State the number of lines, and only that number, in which the word "name" appears.

Stored data entries
================================

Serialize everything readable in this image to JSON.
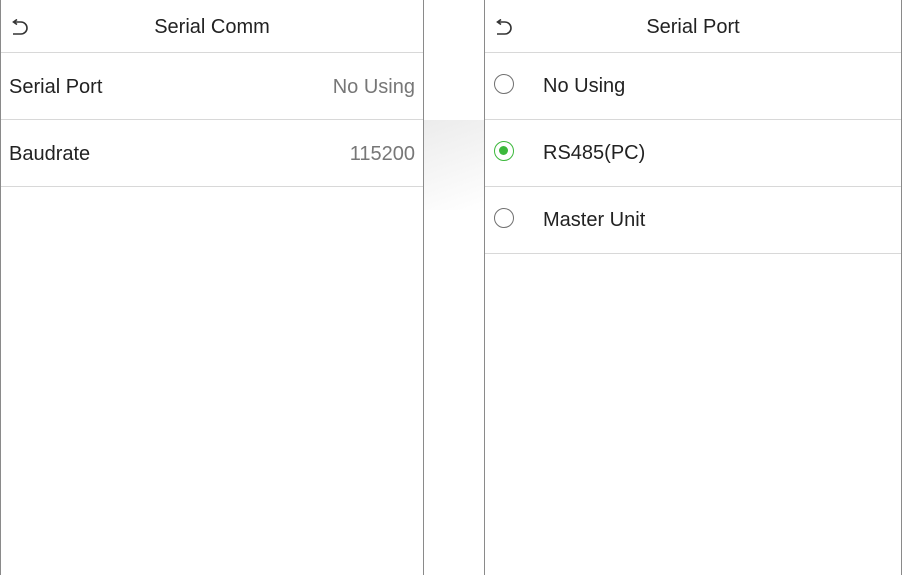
{
  "left": {
    "title": "Serial Comm",
    "rows": [
      {
        "label": "Serial Port",
        "value": "No Using"
      },
      {
        "label": "Baudrate",
        "value": "115200"
      }
    ]
  },
  "right": {
    "title": "Serial Port",
    "options": [
      {
        "label": "No Using",
        "selected": false
      },
      {
        "label": "RS485(PC)",
        "selected": true
      },
      {
        "label": "Master Unit",
        "selected": false
      }
    ]
  },
  "colors": {
    "accent_radio": "#3cb83c",
    "value_text": "#777777",
    "divider": "#d8d8d8"
  },
  "icons": {
    "back": "return-arrow-icon"
  }
}
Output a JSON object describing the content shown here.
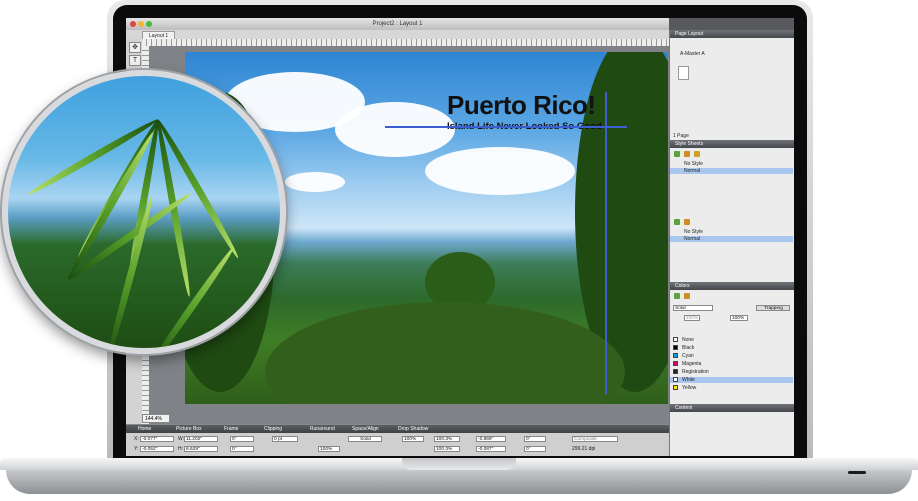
{
  "window": {
    "title": "Project2 : Layout 1",
    "tab_label": "Layout 1",
    "zoom": "144.4%"
  },
  "canvas": {
    "headline": "Puerto Rico!",
    "subheadline": "Island Life Never Looked So Good"
  },
  "measurements": {
    "tabs": [
      "Home",
      "Picture Box",
      "Frame",
      "Clipping",
      "Runaround",
      "Space/Align",
      "Drop Shadow"
    ],
    "x_label": "X:",
    "x_value": "-0.077\"",
    "y_label": "Y:",
    "y_value": "-0.052\"",
    "w_label": "W:",
    "w_value": "11.202\"",
    "h_label": "H:",
    "h_value": "8.629\"",
    "angle1": "0°",
    "angle2": "0°",
    "frame_width": "0 pt",
    "opacity1": "100%",
    "frame_style": "Solid",
    "opacity2": "100%",
    "scale_x": "100.3%",
    "scale_y": "100.3%",
    "offset_x": "-0.869\"",
    "offset_y": "-0.087\"",
    "pic_angle1": "0°",
    "pic_angle2": "0°",
    "color_mode": "Composite",
    "resolution": "299.21 dpi"
  },
  "page_layout": {
    "title": "Page Layout",
    "master": "A-Master A",
    "pages": "1 Page"
  },
  "style_sheets": {
    "title": "Style Sheets",
    "paragraph_styles": [
      "No Style",
      "Normal"
    ],
    "character_styles": [
      "No Style",
      "Normal"
    ]
  },
  "colors_panel": {
    "title": "Colors",
    "fill_type": "Solid",
    "trapping_label": "Trapping",
    "shade": "100%",
    "opacity": "100%",
    "colors": [
      {
        "name": "None",
        "hex": "#ffffff"
      },
      {
        "name": "Black",
        "hex": "#000000"
      },
      {
        "name": "Cyan",
        "hex": "#00a0e6"
      },
      {
        "name": "Magenta",
        "hex": "#e4007c"
      },
      {
        "name": "Registration",
        "hex": "#222222"
      },
      {
        "name": "White",
        "hex": "#ffffff"
      },
      {
        "name": "Yellow",
        "hex": "#ffe600"
      }
    ],
    "selected": "White"
  },
  "content_panel": {
    "title": "Content"
  }
}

================================

_Answer in full:_
7